[PROBLEM DETAILS] Each entry below must be repeated word for word.

[RECORDS SUPPLIED]
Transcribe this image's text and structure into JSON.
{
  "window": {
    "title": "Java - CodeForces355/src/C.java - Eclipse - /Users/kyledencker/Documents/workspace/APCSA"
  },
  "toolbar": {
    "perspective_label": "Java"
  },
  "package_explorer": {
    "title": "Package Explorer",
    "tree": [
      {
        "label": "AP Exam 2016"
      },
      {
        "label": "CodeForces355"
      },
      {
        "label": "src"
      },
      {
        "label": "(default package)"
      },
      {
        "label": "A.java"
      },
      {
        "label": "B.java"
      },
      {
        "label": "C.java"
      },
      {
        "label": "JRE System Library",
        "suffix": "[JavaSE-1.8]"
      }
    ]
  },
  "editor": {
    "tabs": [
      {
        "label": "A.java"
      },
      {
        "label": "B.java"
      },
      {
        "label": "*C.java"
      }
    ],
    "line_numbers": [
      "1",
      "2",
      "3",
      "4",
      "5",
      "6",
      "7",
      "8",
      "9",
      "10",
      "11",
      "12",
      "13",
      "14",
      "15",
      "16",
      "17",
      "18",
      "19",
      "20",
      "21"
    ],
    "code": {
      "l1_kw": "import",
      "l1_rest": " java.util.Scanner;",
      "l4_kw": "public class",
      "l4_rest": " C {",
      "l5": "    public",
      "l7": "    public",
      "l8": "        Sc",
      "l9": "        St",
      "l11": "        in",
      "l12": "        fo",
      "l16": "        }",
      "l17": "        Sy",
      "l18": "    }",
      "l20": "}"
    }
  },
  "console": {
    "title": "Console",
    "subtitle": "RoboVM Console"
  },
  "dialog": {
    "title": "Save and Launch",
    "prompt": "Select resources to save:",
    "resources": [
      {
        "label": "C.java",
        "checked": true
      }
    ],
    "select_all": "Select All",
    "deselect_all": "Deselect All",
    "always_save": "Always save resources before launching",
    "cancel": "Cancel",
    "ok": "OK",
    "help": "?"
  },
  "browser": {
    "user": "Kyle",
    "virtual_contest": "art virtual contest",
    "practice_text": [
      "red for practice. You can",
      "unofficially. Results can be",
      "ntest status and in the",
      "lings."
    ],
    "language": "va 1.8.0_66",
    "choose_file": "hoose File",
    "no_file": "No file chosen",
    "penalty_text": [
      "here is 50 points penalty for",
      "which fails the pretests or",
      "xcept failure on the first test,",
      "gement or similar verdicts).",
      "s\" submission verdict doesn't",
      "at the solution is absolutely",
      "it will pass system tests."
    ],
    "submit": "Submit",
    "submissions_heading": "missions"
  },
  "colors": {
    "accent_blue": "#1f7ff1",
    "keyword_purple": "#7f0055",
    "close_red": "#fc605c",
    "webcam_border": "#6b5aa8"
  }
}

[TASK OUTPUT]
Transcribe this image's text and structure into JSON.
{
  "window": {
    "title": "Java - CodeForces355/src/C.java - Eclipse - /Users/kyledencker/Documents/workspace/APCSA"
  },
  "toolbar": {
    "perspective_label": "Java"
  },
  "package_explorer": {
    "title": "Package Explorer",
    "tree": [
      {
        "label": "AP Exam 2016"
      },
      {
        "label": "CodeForces355"
      },
      {
        "label": "src"
      },
      {
        "label": "(default package)"
      },
      {
        "label": "A.java"
      },
      {
        "label": "B.java"
      },
      {
        "label": "C.java"
      },
      {
        "label": "JRE System Library",
        "suffix": "[JavaSE-1.8]"
      }
    ]
  },
  "editor": {
    "tabs": [
      {
        "label": "A.java"
      },
      {
        "label": "B.java"
      },
      {
        "label": "*C.java"
      }
    ],
    "line_numbers": [
      "1",
      "2",
      "3",
      "4",
      "5",
      "6",
      "7",
      "8",
      "9",
      "10",
      "11",
      "12",
      "13",
      "14",
      "15",
      "16",
      "17",
      "18",
      "19",
      "20",
      "21"
    ],
    "code": {
      "l1_kw": "import",
      "l1_rest": " java.util.Scanner;",
      "l4_kw": "public class",
      "l4_rest": " C {",
      "l5": "    public",
      "l7": "    public",
      "l8": "        Sc",
      "l9": "        St",
      "l11": "        in",
      "l12": "        fo",
      "l16": "        }",
      "l17": "        Sy",
      "l18": "    }",
      "l20": "}"
    }
  },
  "console": {
    "title": "Console",
    "subtitle": "RoboVM Console"
  },
  "dialog": {
    "title": "Save and Launch",
    "prompt": "Select resources to save:",
    "resources": [
      {
        "label": "C.java",
        "checked": true
      }
    ],
    "select_all": "Select All",
    "deselect_all": "Deselect All",
    "always_save": "Always save resources before launching",
    "cancel": "Cancel",
    "ok": "OK",
    "help": "?"
  },
  "browser": {
    "user": "Kyle",
    "virtual_contest": "art virtual contest",
    "practice_text": [
      "red for practice. You can",
      "unofficially. Results can be",
      "ntest status and in the",
      "lings."
    ],
    "language": "va 1.8.0_66",
    "choose_file": "hoose File",
    "no_file": "No file chosen",
    "penalty_text": [
      "here is 50 points penalty for",
      "which fails the pretests or",
      "xcept failure on the first test,",
      "gement or similar verdicts).",
      "s\" submission verdict doesn't",
      "at the solution is absolutely",
      "it will pass system tests."
    ],
    "submit": "Submit",
    "submissions_heading": "missions"
  },
  "colors": {
    "accent_blue": "#1f7ff1",
    "keyword_purple": "#7f0055",
    "close_red": "#fc605c",
    "webcam_border": "#6b5aa8"
  }
}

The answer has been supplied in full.